Stated goal A
In the trust agreement excerpt, do the following statements agree with the text? For each, answer yes or no and quote the words that decide it. (i) The number of Shares the Trust may authorize is capped. (ii) The Trustees may split the Shares of a series into two or more classes without Shareholder approval. (iii) Investments in the Trust must be paid in cash only.
Stated goal B
List every numbered section of Article III in the trust agreement excerpt, each with the heading printed above it.

Extract to read
━━━
FORM OF
(PORTIONS OF AGREEMENT AND DECLARTION OF TRUST OF
XXXXXX VARIABLE TRUST
(FORMERLY KNOWN AS XXXXXX CAPITAL MANAGER TRUST)
RELATING TO SHAREHOLDERS' RIGHTS)
ARTICLE I
NAME AND DEFINITIONS
(c) "Shares" means the equal proportionate transferable
units of interest into which the beneficial interest in the
Trust shall be divided from time to time or, if more than one
series or class of Shares is authorized by the Trustees, the
equal proportionate transferable units into which each series
or class of Shares shall be divided from time to time;
(d) "Shareholder" means a record owner of Shares;
ARTICLE III
SHARES
DIVISION OF BENEFICIAL INTEREST
Section 1. The Shares of the Trust shall be issued in one or
more series as the Trustees may, without shareholder approval,
authorize. Each series shall be preferred over all other series
in respect of the assets allocated to that series within the
meaning of the 1940 Act and shall represent a separate investment
portfolio of the Trust. The beneficial interest in each series
shall at all times be divided into Shares, without par value,
each of which shall, except as provided in the following
sentence, represent an equal proportionate interest in the series
with each other Share of the same series, none having priority or
preference over another. The Trustees may, without Shareholder
approval, divide the Shares of any series into two or more
classes, Shares of each such class having such preferences and
special or relative rights and privileges (including conversion
rights, if any) as the Trustees may determine and as shall be set
forth in the Bylaws. The number of Shares authorized shall be
unlimited. The Trustees may from time to time divide or combine
the Shares of any series or class into a greater or lesser number
without thereby changing the proportionate beneficial interests
in the series or class.
OWNERSHIP OF SHARES
Section 2. The ownership of Shares shall be recorded on the
books of the Trust or a transfer or similar agent. No
certificates certifying the ownership of Shares shall be issued
except as the Trustees may otherwise determine from time to time.
The Trustees may make such rules as they consider appropriate for
the issuance of Share certificates, the transfer of Shares and
similar matters. The record books of the Trust as kept by the
Trust or any transfer or similar agent, as the case may be, shall
be conclusive as to who are the Shareholders of each series and
class and as to the number of Shares of each series and class
held from time to time by each Shareholder.
INVESTMENT IN THE TRUST
Section 3. The Trustees shall accept investments in the
Trust from such persons and on such terms and for such
consideration, which may consist of cash or tangible or
intangible property or a combination thereof, as they or the
Bylaws from time to time authorize.
━━━
Record list
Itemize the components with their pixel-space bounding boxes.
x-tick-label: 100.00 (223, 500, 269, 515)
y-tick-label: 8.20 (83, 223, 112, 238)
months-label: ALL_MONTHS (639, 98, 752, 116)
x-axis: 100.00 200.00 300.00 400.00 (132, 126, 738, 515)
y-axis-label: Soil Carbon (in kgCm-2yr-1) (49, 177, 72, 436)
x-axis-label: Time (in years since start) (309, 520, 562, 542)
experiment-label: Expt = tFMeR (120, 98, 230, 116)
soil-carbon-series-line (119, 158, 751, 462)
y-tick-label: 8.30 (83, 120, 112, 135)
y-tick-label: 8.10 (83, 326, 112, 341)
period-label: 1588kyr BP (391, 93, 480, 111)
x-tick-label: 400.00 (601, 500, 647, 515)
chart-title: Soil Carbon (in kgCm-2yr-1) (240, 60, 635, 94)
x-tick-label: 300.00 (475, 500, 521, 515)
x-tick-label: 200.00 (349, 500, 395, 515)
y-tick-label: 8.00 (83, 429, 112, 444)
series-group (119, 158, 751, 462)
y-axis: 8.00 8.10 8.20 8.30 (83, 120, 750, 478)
━━━
Right answer A
(i) No: "The number of Shares authorized shall be unlimited."
(ii) Yes: "The Trustees may, without Shareholder approval, divide the Shares of any series into two or more classes"
(iii) No: "which may consist of cash or tangible or intangible property or a combination thereof"

Right answer B
Section 1: DIVISION OF BENEFICIAL INTEREST
Section 2: OWNERSHIP OF SHARES
Section 3: INVESTMENT IN THE TRUST